▸ Exercise brief:
List all lines of the data containing the word "text".

********

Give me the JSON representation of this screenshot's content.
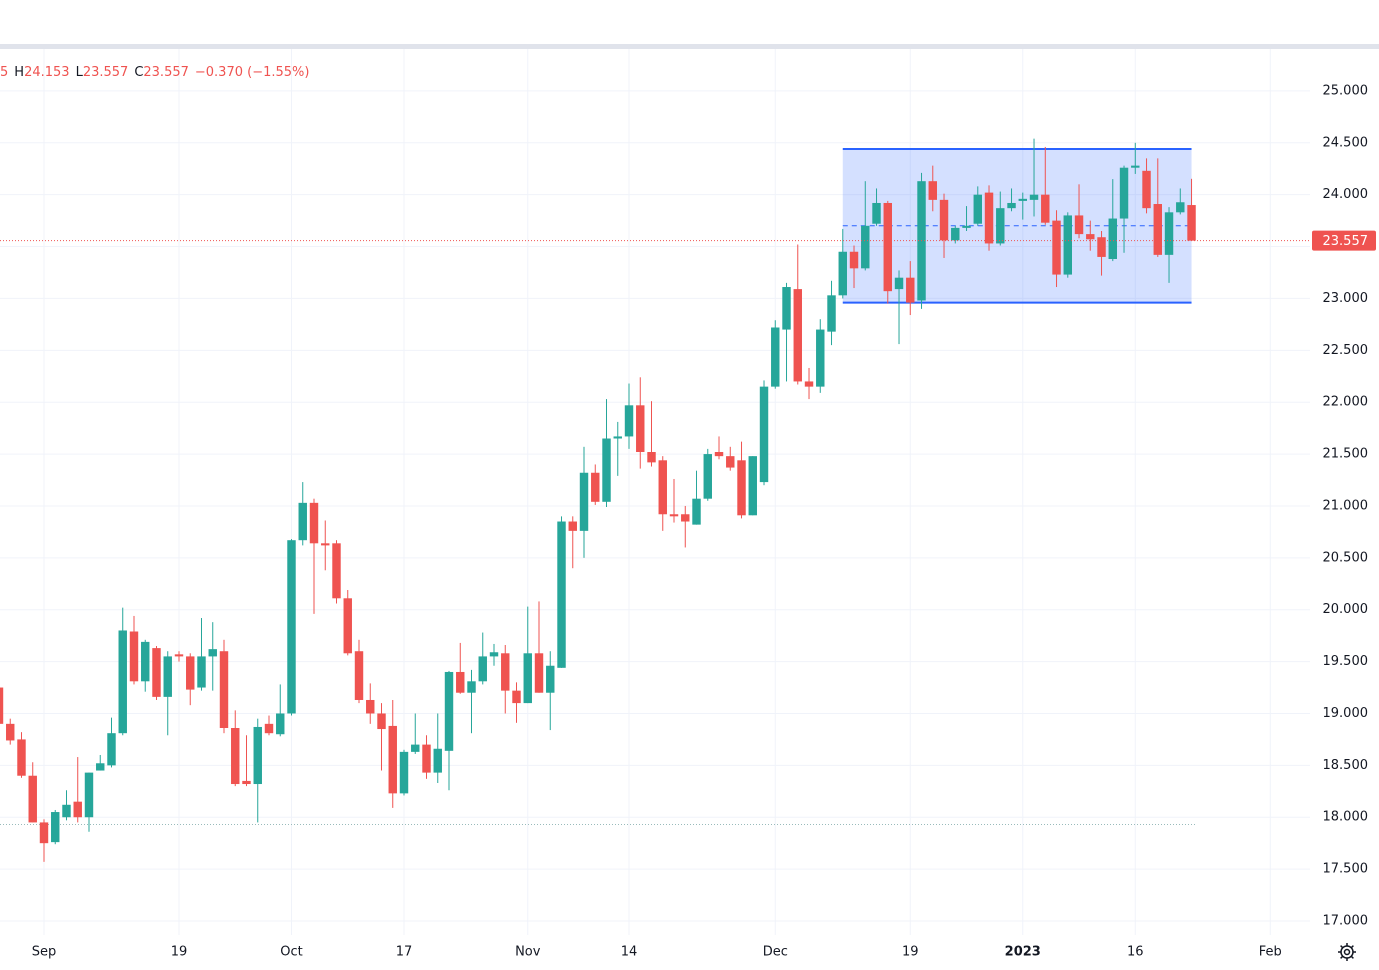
{
  "chart_data": {
    "type": "candlestick",
    "header": [
      {
        "text": "5",
        "color": "#ef5350"
      },
      {
        "text": "H",
        "color": "#131722"
      },
      {
        "text": "24.153",
        "color": "#ef5350"
      },
      {
        "text": "L",
        "color": "#131722"
      },
      {
        "text": "23.557",
        "color": "#ef5350"
      },
      {
        "text": "C",
        "color": "#131722"
      },
      {
        "text": "23.557",
        "color": "#ef5350"
      },
      {
        "text": "−0.370 (−1.55%)",
        "color": "#ef5350"
      }
    ],
    "up_color": "#26a69a",
    "down_color": "#ef5350",
    "grid": true,
    "xlim": [
      0.09,
      116.53
    ],
    "ylim": [
      16.865,
      25.404
    ],
    "xticks": [
      {
        "value": 4,
        "label": "Sep"
      },
      {
        "value": 16,
        "label": "19"
      },
      {
        "value": 26,
        "label": "Oct"
      },
      {
        "value": 36,
        "label": "17"
      },
      {
        "value": 47,
        "label": "Nov"
      },
      {
        "value": 56,
        "label": "14"
      },
      {
        "value": 69,
        "label": "Dec"
      },
      {
        "value": 81,
        "label": "19"
      },
      {
        "value": 91,
        "label": "2023"
      },
      {
        "value": 101,
        "label": "16"
      },
      {
        "value": 113,
        "label": "Feb"
      }
    ],
    "yticks": [
      {
        "value": 17,
        "label": "17.000"
      },
      {
        "value": 17.5,
        "label": "17.500"
      },
      {
        "value": 18,
        "label": "18.000"
      },
      {
        "value": 18.5,
        "label": "18.500"
      },
      {
        "value": 19,
        "label": "19.000"
      },
      {
        "value": 19.5,
        "label": "19.500"
      },
      {
        "value": 20,
        "label": "20.000"
      },
      {
        "value": 20.5,
        "label": "20.500"
      },
      {
        "value": 21,
        "label": "21.000"
      },
      {
        "value": 21.5,
        "label": "21.500"
      },
      {
        "value": 22,
        "label": "22.000"
      },
      {
        "value": 22.5,
        "label": "22.500"
      },
      {
        "value": 23,
        "label": "23.000"
      },
      {
        "value": 23.5,
        "label": "23.500"
      },
      {
        "value": 24,
        "label": "24.000"
      },
      {
        "value": 24.5,
        "label": "24.500"
      },
      {
        "value": 25,
        "label": "25.000"
      }
    ],
    "range_box": {
      "x": [
        75,
        106
      ],
      "y": [
        22.96,
        24.44
      ],
      "color": "#2962ff"
    },
    "hline": 17.93,
    "x": [
      0,
      1,
      2,
      3,
      4,
      5,
      6,
      7,
      8,
      9,
      10,
      11,
      12,
      13,
      14,
      15,
      16,
      17,
      18,
      19,
      20,
      21,
      22,
      23,
      24,
      25,
      26,
      27,
      28,
      29,
      30,
      31,
      32,
      33,
      34,
      35,
      36,
      37,
      38,
      39,
      40,
      41,
      42,
      43,
      44,
      45,
      46,
      47,
      48,
      49,
      50,
      51,
      52,
      53,
      54,
      55,
      56,
      57,
      58,
      59,
      60,
      61,
      62,
      63,
      64,
      65,
      66,
      67,
      68,
      69,
      70,
      71,
      72,
      73,
      74,
      75,
      76,
      77,
      78,
      79,
      80,
      81,
      82,
      83,
      84,
      85,
      86,
      87,
      88,
      89,
      90,
      91,
      92,
      93,
      94,
      95,
      96,
      97,
      98,
      99,
      100,
      101,
      102,
      103,
      104,
      105,
      106
    ],
    "open": [
      19.25,
      18.9,
      18.75,
      18.4,
      17.95,
      17.76,
      18.0,
      18.15,
      18.0,
      18.45,
      18.5,
      18.81,
      19.79,
      19.31,
      19.63,
      19.16,
      19.57,
      19.55,
      19.25,
      19.55,
      19.6,
      18.86,
      18.35,
      18.32,
      18.9,
      18.8,
      19.0,
      20.67,
      21.03,
      20.64,
      20.64,
      20.11,
      19.6,
      19.13,
      19.0,
      18.88,
      18.23,
      18.63,
      18.7,
      18.43,
      18.64,
      19.4,
      19.2,
      19.31,
      19.55,
      19.58,
      19.22,
      19.1,
      19.58,
      19.2,
      19.44,
      20.85,
      20.76,
      21.32,
      21.04,
      21.65,
      21.67,
      21.97,
      21.52,
      21.44,
      20.92,
      20.92,
      20.82,
      21.07,
      21.52,
      21.48,
      21.44,
      20.91,
      21.23,
      22.15,
      22.7,
      23.09,
      22.2,
      22.15,
      22.68,
      23.03,
      23.45,
      23.29,
      23.72,
      23.92,
      23.09,
      23.2,
      22.98,
      24.13,
      23.95,
      23.56,
      23.68,
      23.72,
      24.02,
      23.53,
      23.87,
      23.94,
      23.95,
      24.0,
      23.75,
      23.23,
      23.8,
      23.62,
      23.59,
      23.38,
      23.77,
      24.26,
      24.23,
      23.91,
      23.42,
      23.83,
      23.9
    ],
    "high": [
      19.3,
      18.95,
      18.82,
      18.53,
      17.98,
      18.07,
      18.26,
      18.58,
      18.43,
      18.6,
      18.96,
      20.02,
      19.94,
      19.71,
      19.65,
      19.6,
      19.6,
      19.58,
      19.92,
      19.88,
      19.71,
      19.03,
      18.79,
      18.95,
      18.98,
      19.28,
      20.68,
      21.23,
      21.07,
      20.86,
      20.67,
      20.19,
      19.71,
      19.29,
      19.1,
      19.13,
      18.65,
      19.0,
      18.79,
      19.0,
      19.41,
      19.68,
      19.42,
      19.78,
      19.67,
      19.66,
      19.3,
      20.03,
      20.08,
      19.6,
      20.9,
      20.9,
      21.57,
      21.4,
      22.03,
      21.81,
      22.18,
      22.24,
      22.01,
      21.48,
      21.26,
      21.0,
      21.34,
      21.55,
      21.67,
      21.57,
      21.62,
      21.48,
      22.21,
      22.79,
      23.15,
      23.52,
      22.33,
      22.8,
      23.17,
      23.67,
      23.51,
      24.13,
      24.06,
      23.94,
      23.27,
      23.36,
      24.21,
      24.28,
      24.01,
      23.7,
      23.89,
      24.08,
      24.09,
      24.03,
      24.06,
      24.02,
      24.54,
      24.46,
      23.85,
      23.83,
      24.1,
      23.75,
      23.65,
      24.15,
      24.28,
      24.5,
      24.35,
      24.35,
      23.88,
      24.06,
      24.153
    ],
    "low": [
      18.85,
      18.7,
      18.38,
      17.95,
      17.57,
      17.74,
      17.97,
      17.95,
      17.86,
      18.45,
      18.48,
      18.79,
      19.28,
      19.21,
      19.13,
      18.79,
      19.5,
      19.08,
      19.22,
      19.22,
      18.81,
      18.3,
      18.3,
      17.95,
      18.79,
      18.78,
      18.98,
      20.62,
      19.96,
      20.38,
      20.06,
      19.56,
      19.1,
      18.9,
      18.45,
      18.09,
      18.21,
      18.61,
      18.37,
      18.33,
      18.26,
      19.19,
      18.81,
      19.28,
      19.46,
      19.0,
      18.91,
      19.1,
      19.2,
      18.84,
      19.44,
      20.4,
      20.5,
      21.01,
      20.99,
      21.29,
      21.55,
      21.36,
      21.38,
      20.76,
      20.84,
      20.6,
      20.82,
      21.05,
      21.45,
      21.34,
      20.88,
      20.91,
      21.2,
      22.13,
      22.2,
      22.17,
      22.03,
      22.09,
      22.55,
      23.0,
      23.1,
      23.27,
      23.7,
      22.95,
      22.56,
      22.84,
      22.9,
      23.84,
      23.39,
      23.53,
      23.65,
      23.7,
      23.46,
      23.51,
      23.84,
      23.76,
      23.79,
      23.71,
      23.11,
      23.2,
      23.58,
      23.46,
      23.22,
      23.36,
      23.44,
      24.2,
      23.82,
      23.4,
      23.15,
      23.81,
      23.557
    ],
    "close": [
      18.9,
      18.74,
      18.4,
      17.95,
      17.75,
      18.05,
      18.12,
      18.0,
      18.43,
      18.52,
      18.81,
      19.8,
      19.31,
      19.69,
      19.16,
      19.55,
      19.55,
      19.23,
      19.55,
      19.62,
      18.86,
      18.32,
      18.32,
      18.87,
      18.81,
      19.0,
      20.67,
      21.03,
      20.64,
      20.62,
      20.11,
      19.58,
      19.13,
      19.0,
      18.85,
      18.23,
      18.63,
      18.7,
      18.43,
      18.66,
      19.4,
      19.2,
      19.31,
      19.55,
      19.59,
      19.22,
      19.1,
      19.58,
      19.2,
      19.46,
      20.85,
      20.76,
      21.32,
      21.04,
      21.65,
      21.67,
      21.97,
      21.52,
      21.42,
      20.92,
      20.9,
      20.85,
      21.07,
      21.5,
      21.48,
      21.37,
      20.91,
      21.48,
      22.15,
      22.72,
      23.11,
      22.2,
      22.15,
      22.7,
      23.03,
      23.45,
      23.29,
      23.7,
      23.92,
      23.07,
      23.2,
      22.96,
      24.13,
      23.95,
      23.56,
      23.68,
      23.7,
      24.0,
      23.53,
      23.87,
      23.92,
      23.96,
      24.0,
      23.73,
      23.23,
      23.8,
      23.62,
      23.57,
      23.4,
      23.77,
      24.26,
      24.28,
      23.87,
      23.42,
      23.83,
      23.927,
      23.557
    ]
  }
}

********

▸ Result of this exercise:
        "text": "5",
        "text": "H",
        "text": "24.153",
        "text": "L",
        "text": "23.557",
        "text": "C",
        "text": "23.557",
        "text": "−0.370 (−1.55%)",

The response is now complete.